### WORK TO BE COMPLETED:
Drop the pictures, then extract the listing word for word.

### RAW RECORDS:
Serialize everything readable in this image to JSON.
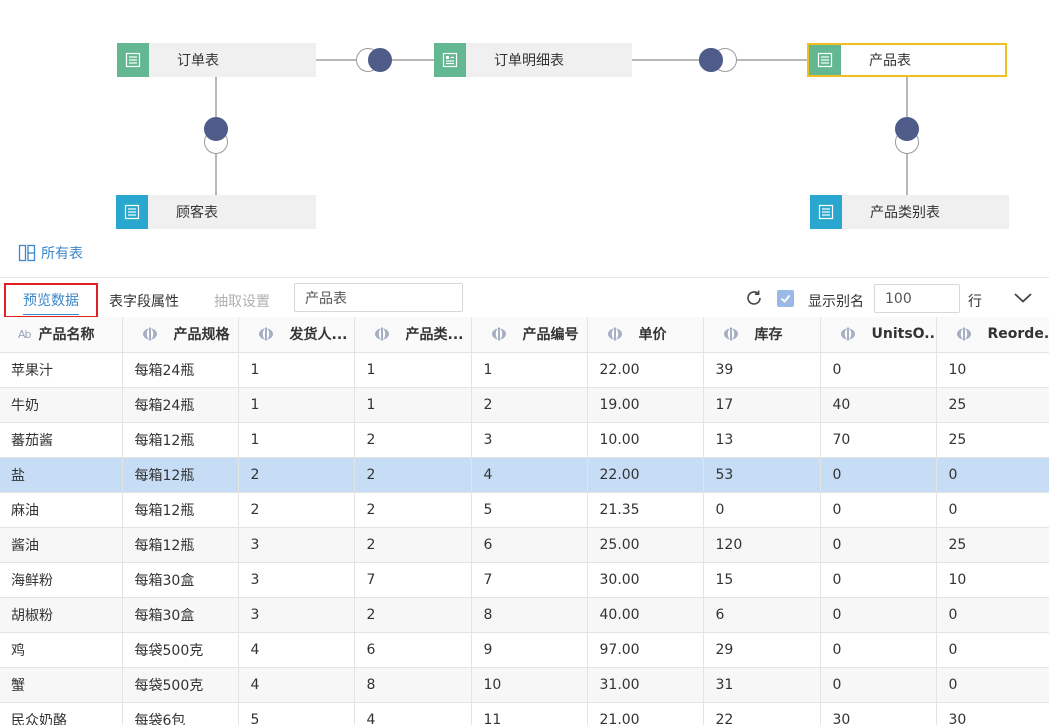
{
  "diagram": {
    "nodes": {
      "orders": "订单表",
      "order_details": "订单明细表",
      "products": "产品表",
      "customers": "顾客表",
      "categories": "产品类别表"
    },
    "colors": {
      "green": "#63b891",
      "blue": "#2aa7cf",
      "joint": "#4f5c8a",
      "selected_border": "#f0c020"
    }
  },
  "all_tables_label": "所有表",
  "toolbar": {
    "tab_preview": "预览数据",
    "tab_fields": "表字段属性",
    "tab_extract": "抽取设置",
    "table_name": "产品表",
    "show_alias": "显示别名",
    "show_alias_checked": true,
    "row_count": "100",
    "row_unit": "行"
  },
  "columns": [
    {
      "label": "产品名称",
      "icon": "text-type-icon"
    },
    {
      "label": "产品规格",
      "icon": "eye-icon"
    },
    {
      "label": "发货人...",
      "icon": "eye-icon"
    },
    {
      "label": "产品类...",
      "icon": "eye-icon"
    },
    {
      "label": "产品编号",
      "icon": "eye-icon"
    },
    {
      "label": "单价",
      "icon": "eye-icon"
    },
    {
      "label": "库存",
      "icon": "eye-icon"
    },
    {
      "label": "UnitsO...",
      "icon": "eye-icon"
    },
    {
      "label": "Reorde...",
      "icon": "eye-icon"
    }
  ],
  "rows": [
    [
      "苹果汁",
      "每箱24瓶",
      "1",
      "1",
      "1",
      "22.00",
      "39",
      "0",
      "10"
    ],
    [
      "牛奶",
      "每箱24瓶",
      "1",
      "1",
      "2",
      "19.00",
      "17",
      "40",
      "25"
    ],
    [
      "蕃茄酱",
      "每箱12瓶",
      "1",
      "2",
      "3",
      "10.00",
      "13",
      "70",
      "25"
    ],
    [
      "盐",
      "每箱12瓶",
      "2",
      "2",
      "4",
      "22.00",
      "53",
      "0",
      "0"
    ],
    [
      "麻油",
      "每箱12瓶",
      "2",
      "2",
      "5",
      "21.35",
      "0",
      "0",
      "0"
    ],
    [
      "酱油",
      "每箱12瓶",
      "3",
      "2",
      "6",
      "25.00",
      "120",
      "0",
      "25"
    ],
    [
      "海鲜粉",
      "每箱30盒",
      "3",
      "7",
      "7",
      "30.00",
      "15",
      "0",
      "10"
    ],
    [
      "胡椒粉",
      "每箱30盒",
      "3",
      "2",
      "8",
      "40.00",
      "6",
      "0",
      "0"
    ],
    [
      "鸡",
      "每袋500克",
      "4",
      "6",
      "9",
      "97.00",
      "29",
      "0",
      "0"
    ],
    [
      "蟹",
      "每袋500克",
      "4",
      "8",
      "10",
      "31.00",
      "31",
      "0",
      "0"
    ],
    [
      "民众奶酪",
      "每袋6包",
      "5",
      "4",
      "11",
      "21.00",
      "22",
      "30",
      "30"
    ]
  ],
  "selected_row": 3
}
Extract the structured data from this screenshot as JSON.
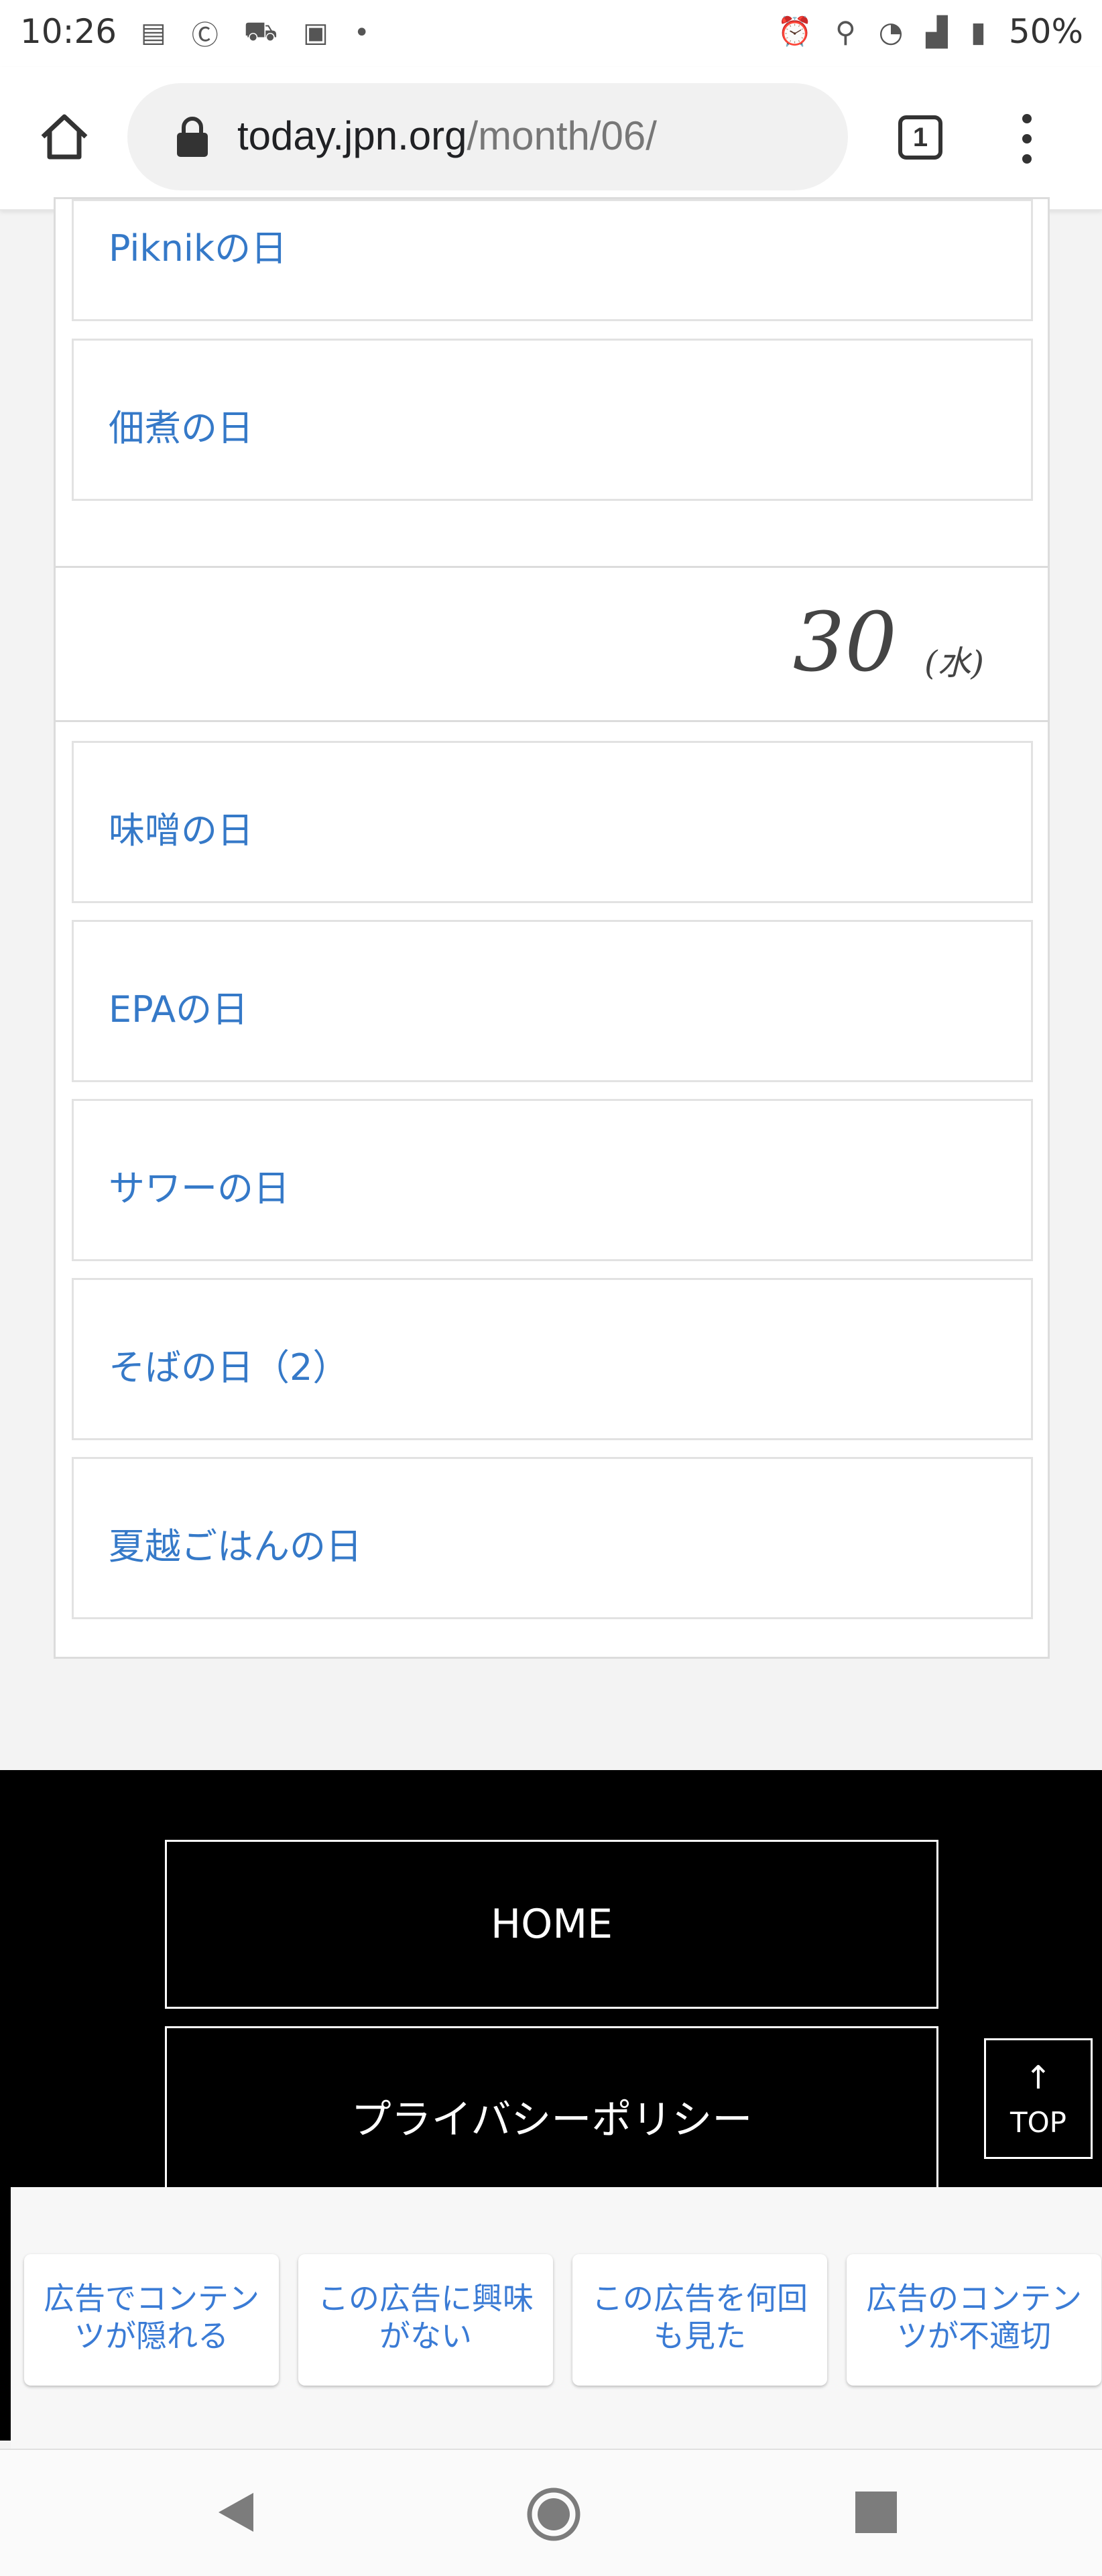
{
  "status_bar": {
    "time": "10:26",
    "left_icons": [
      "newspaper-icon",
      "c-badge-icon",
      "cart-icon",
      "d-icon",
      "dot"
    ],
    "right_icons": [
      "alarm-icon",
      "location-icon",
      "wifi-icon",
      "signal-icon",
      "battery-icon"
    ],
    "battery": "50%"
  },
  "browser": {
    "url_host": "today.jpn.org",
    "url_path": "/month/06/",
    "tab_count": "1"
  },
  "sections": [
    {
      "day_number": "",
      "weekday": "",
      "items": [
        "Piknikの日",
        "佃煮の日"
      ]
    },
    {
      "day_number": "30",
      "weekday": "(水)",
      "items": [
        "味噌の日",
        "EPAの日",
        "サワーの日",
        "そばの日（2）",
        "夏越ごはんの日"
      ]
    }
  ],
  "footer": {
    "home_label": "HOME",
    "privacy_label": "プライバシーポリシー",
    "top_arrow": "↑",
    "top_label": "TOP"
  },
  "ad_feedback": {
    "options": [
      "広告でコンテンツが隠れる",
      "この広告に興味がない",
      "この広告を何回も見た",
      "広告のコンテンツが不適切"
    ]
  },
  "colors": {
    "link": "#3579c8",
    "footer_bg": "#000000",
    "page_bg": "#f3f3f3"
  }
}
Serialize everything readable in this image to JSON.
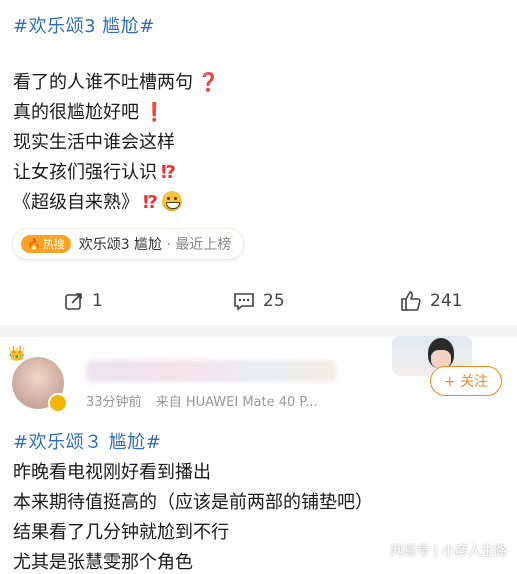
{
  "post1": {
    "hashtag": "#欢乐颂3 尴尬#",
    "lines": [
      "看了的人谁不吐槽两句",
      "真的很尴尬好吧",
      "现实生活中谁会这样",
      "让女孩们强行认识",
      "《超级自来熟》"
    ],
    "hot": {
      "badge": "热搜",
      "topic": "欢乐颂3 尴尬",
      "status": "· 最近上榜"
    },
    "actions": {
      "repost": "1",
      "comments": "25",
      "likes": "241"
    }
  },
  "post2": {
    "time": "33分钟前",
    "source": "来自 HUAWEI Mate 40 P...",
    "follow_label": "+ 关注",
    "hashtag": "#欢乐颂３ 尴尬#",
    "lines": [
      "昨晚看电视刚好看到播出",
      "本来期待值挺高的（应该是前两部的铺垫吧）",
      "结果看了几分钟就尬到不行",
      "尤其是张慧雯那个角色"
    ]
  },
  "watermark": "网易号 | 小彦人生路",
  "colors": {
    "link": "#2f6db5",
    "hot": "#f7a326",
    "follow": "#f08a24"
  }
}
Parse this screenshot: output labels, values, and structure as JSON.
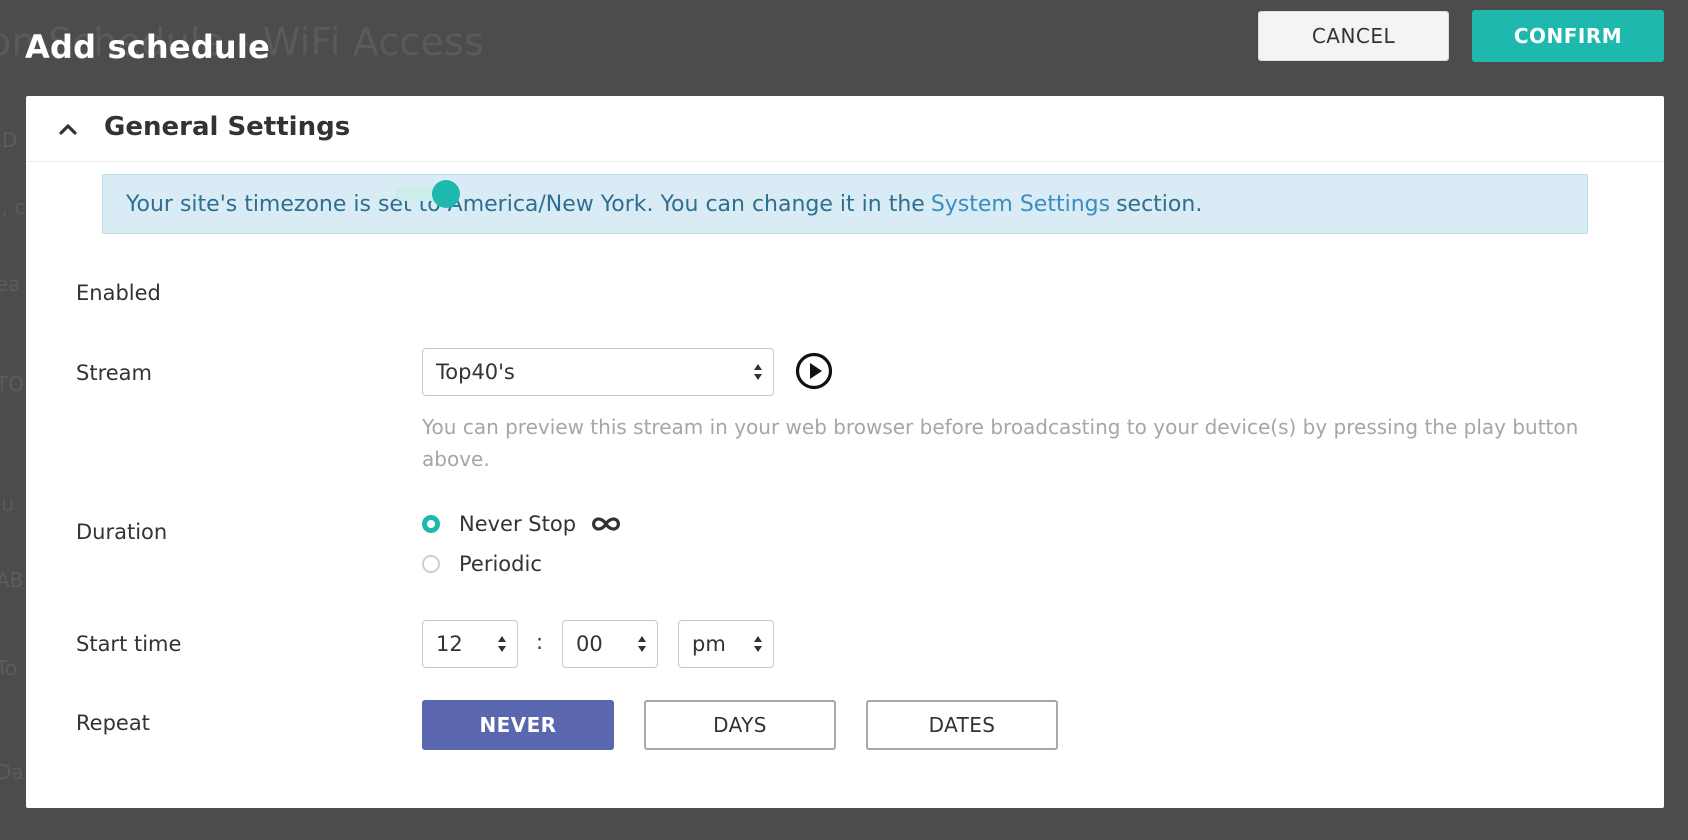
{
  "background": {
    "title": "on Schedule - WiFi Access",
    "fragments": [
      "ID",
      "i, c",
      "ea",
      "TO",
      "lu",
      "AB",
      "To",
      "Da"
    ]
  },
  "overlay": {
    "title": "Add schedule",
    "cancel_label": "CANCEL",
    "confirm_label": "CONFIRM"
  },
  "section": {
    "title": "General Settings",
    "chevron_icon": "chevron-up-icon"
  },
  "info": {
    "text_before": "Your site's timezone is set to America/New York. You can change it in the",
    "link_text": "System Settings",
    "text_after": "section."
  },
  "fields": {
    "enabled": {
      "label": "Enabled",
      "value": true
    },
    "stream": {
      "label": "Stream",
      "selected": "Top40's",
      "play_icon": "play-circle-icon",
      "help_text": "You can preview this stream in your web browser before broadcasting to your device(s) by pressing the play button above."
    },
    "duration": {
      "label": "Duration",
      "options": [
        {
          "label": "Never Stop",
          "checked": true
        },
        {
          "label": "Periodic",
          "checked": false
        }
      ],
      "infinity_icon": "infinity-icon"
    },
    "start_time": {
      "label": "Start time",
      "hour": "12",
      "separator": ":",
      "minute": "00",
      "ampm": "pm"
    },
    "repeat": {
      "label": "Repeat",
      "options": [
        {
          "label": "NEVER",
          "active": true
        },
        {
          "label": "DAYS",
          "active": false
        },
        {
          "label": "DATES",
          "active": false
        }
      ]
    }
  },
  "colors": {
    "accent": "#1fb8ad",
    "repeat_active": "#5a67af",
    "info_bg": "#d9ecf6",
    "overlay_bg": "#4c4c4c"
  }
}
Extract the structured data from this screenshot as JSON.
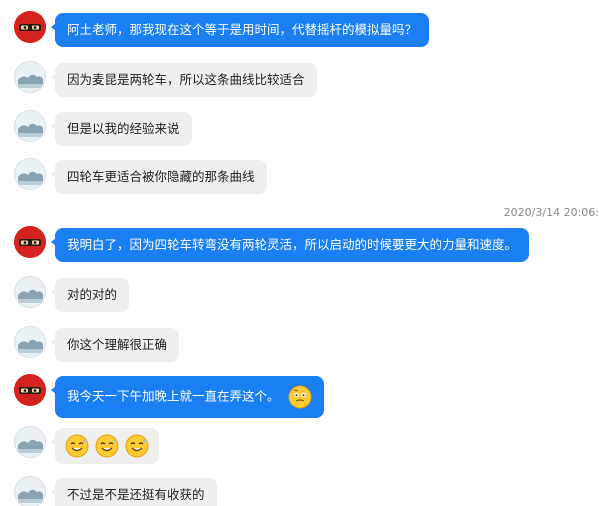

### REPLY TO THE TASK:
Serialize everything readable in this image to JSON.
{
  "diagram": {
    "nodes": {
      "orders": "订单表",
      "order_details": "订单明细表",
      "products": "产品表",
      "customers": "顾客表",
      "categories": "产品类别表"
    },
    "colors": {
      "green": "#63b891",
      "blue": "#2aa7cf",
      "joint": "#4f5c8a",
      "selected_border": "#f0c020"
    }
  },
  "all_tables_label": "所有表",
  "toolbar": {
    "tab_preview": "预览数据",
    "tab_fields": "表字段属性",
    "tab_extract": "抽取设置",
    "table_name": "产品表",
    "show_alias": "显示别名",
    "show_alias_checked": true,
    "row_count": "100",
    "row_unit": "行"
  },
  "columns": [
    {
      "label": "产品名称",
      "icon": "text-type-icon"
    },
    {
      "label": "产品规格",
      "icon": "eye-icon"
    },
    {
      "label": "发货人...",
      "icon": "eye-icon"
    },
    {
      "label": "产品类...",
      "icon": "eye-icon"
    },
    {
      "label": "产品编号",
      "icon": "eye-icon"
    },
    {
      "label": "单价",
      "icon": "eye-icon"
    },
    {
      "label": "库存",
      "icon": "eye-icon"
    },
    {
      "label": "UnitsO...",
      "icon": "eye-icon"
    },
    {
      "label": "Reorde...",
      "icon": "eye-icon"
    }
  ],
  "rows": [
    [
      "苹果汁",
      "每箱24瓶",
      "1",
      "1",
      "1",
      "22.00",
      "39",
      "0",
      "10"
    ],
    [
      "牛奶",
      "每箱24瓶",
      "1",
      "1",
      "2",
      "19.00",
      "17",
      "40",
      "25"
    ],
    [
      "蕃茄酱",
      "每箱12瓶",
      "1",
      "2",
      "3",
      "10.00",
      "13",
      "70",
      "25"
    ],
    [
      "盐",
      "每箱12瓶",
      "2",
      "2",
      "4",
      "22.00",
      "53",
      "0",
      "0"
    ],
    [
      "麻油",
      "每箱12瓶",
      "2",
      "2",
      "5",
      "21.35",
      "0",
      "0",
      "0"
    ],
    [
      "酱油",
      "每箱12瓶",
      "3",
      "2",
      "6",
      "25.00",
      "120",
      "0",
      "25"
    ],
    [
      "海鲜粉",
      "每箱30盒",
      "3",
      "7",
      "7",
      "30.00",
      "15",
      "0",
      "10"
    ],
    [
      "胡椒粉",
      "每箱30盒",
      "3",
      "2",
      "8",
      "40.00",
      "6",
      "0",
      "0"
    ],
    [
      "鸡",
      "每袋500克",
      "4",
      "6",
      "9",
      "97.00",
      "29",
      "0",
      "0"
    ],
    [
      "蟹",
      "每袋500克",
      "4",
      "8",
      "10",
      "31.00",
      "31",
      "0",
      "0"
    ],
    [
      "民众奶酪",
      "每袋6包",
      "5",
      "4",
      "11",
      "21.00",
      "22",
      "30",
      "30"
    ]
  ],
  "selected_row": 3
}
Extract the structured data from this screenshot as JSON.
{
  "status_bar": {
    "time": "10:26",
    "left_icons": [
      "newspaper-icon",
      "c-badge-icon",
      "cart-icon",
      "d-icon",
      "dot"
    ],
    "right_icons": [
      "alarm-icon",
      "location-icon",
      "wifi-icon",
      "signal-icon",
      "battery-icon"
    ],
    "battery": "50%"
  },
  "browser": {
    "url_host": "today.jpn.org",
    "url_path": "/month/06/",
    "tab_count": "1"
  },
  "sections": [
    {
      "day_number": "",
      "weekday": "",
      "items": [
        "Piknikの日",
        "佃煮の日"
      ]
    },
    {
      "day_number": "30",
      "weekday": "(水)",
      "items": [
        "味噌の日",
        "EPAの日",
        "サワーの日",
        "そばの日（2）",
        "夏越ごはんの日"
      ]
    }
  ],
  "footer": {
    "home_label": "HOME",
    "privacy_label": "プライバシーポリシー",
    "top_arrow": "↑",
    "top_label": "TOP"
  },
  "ad_feedback": {
    "options": [
      "広告でコンテンツが隠れる",
      "この広告に興味がない",
      "この広告を何回も見た",
      "広告のコンテンツが不適切"
    ]
  },
  "colors": {
    "link": "#3579c8",
    "footer_bg": "#000000",
    "page_bg": "#f3f3f3"
  }
}
Serialize everything readable in this image to JSON.
{
  "post1": {
    "hashtag": "#欢乐颂3 尴尬#",
    "lines": [
      "看了的人谁不吐槽两句",
      "真的很尴尬好吧",
      "现实生活中谁会这样",
      "让女孩们强行认识",
      "《超级自来熟》"
    ],
    "hot": {
      "badge": "热搜",
      "topic": "欢乐颂3 尴尬",
      "status": "· 最近上榜"
    },
    "actions": {
      "repost": "1",
      "comments": "25",
      "likes": "241"
    }
  },
  "post2": {
    "time": "33分钟前",
    "source": "来自 HUAWEI Mate 40 P...",
    "follow_label": "+ 关注",
    "hashtag": "#欢乐颂３ 尴尬#",
    "lines": [
      "昨晚看电视刚好看到播出",
      "本来期待值挺高的（应该是前两部的铺垫吧）",
      "结果看了几分钟就尬到不行",
      "尤其是张慧雯那个角色"
    ]
  },
  "watermark": "网易号 | 小彦人生路",
  "colors": {
    "link": "#2f6db5",
    "hot": "#f7a326",
    "follow": "#f08a24"
  }
}
Parse this screenshot: output labels, values, and structure as JSON.
{
  "background": {
    "title": "on Schedule - WiFi Access",
    "fragments": [
      "ID",
      "i, c",
      "ea",
      "TO",
      "lu",
      "AB",
      "To",
      "Da"
    ]
  },
  "overlay": {
    "title": "Add schedule",
    "cancel_label": "CANCEL",
    "confirm_label": "CONFIRM"
  },
  "section": {
    "title": "General Settings",
    "chevron_icon": "chevron-up-icon"
  },
  "info": {
    "text_before": "Your site's timezone is set to America/New York. You can change it in the",
    "link_text": "System Settings",
    "text_after": "section."
  },
  "fields": {
    "enabled": {
      "label": "Enabled",
      "value": true
    },
    "stream": {
      "label": "Stream",
      "selected": "Top40's",
      "play_icon": "play-circle-icon",
      "help_text": "You can preview this stream in your web browser before broadcasting to your device(s) by pressing the play button above."
    },
    "duration": {
      "label": "Duration",
      "options": [
        {
          "label": "Never Stop",
          "checked": true
        },
        {
          "label": "Periodic",
          "checked": false
        }
      ],
      "infinity_icon": "infinity-icon"
    },
    "start_time": {
      "label": "Start time",
      "hour": "12",
      "separator": ":",
      "minute": "00",
      "ampm": "pm"
    },
    "repeat": {
      "label": "Repeat",
      "options": [
        {
          "label": "NEVER",
          "active": true
        },
        {
          "label": "DAYS",
          "active": false
        },
        {
          "label": "DATES",
          "active": false
        }
      ]
    }
  },
  "colors": {
    "accent": "#1fb8ad",
    "repeat_active": "#5a67af",
    "info_bg": "#d9ecf6",
    "overlay_bg": "#4c4c4c"
  }
}
Extract the structured data from this screenshot as JSON.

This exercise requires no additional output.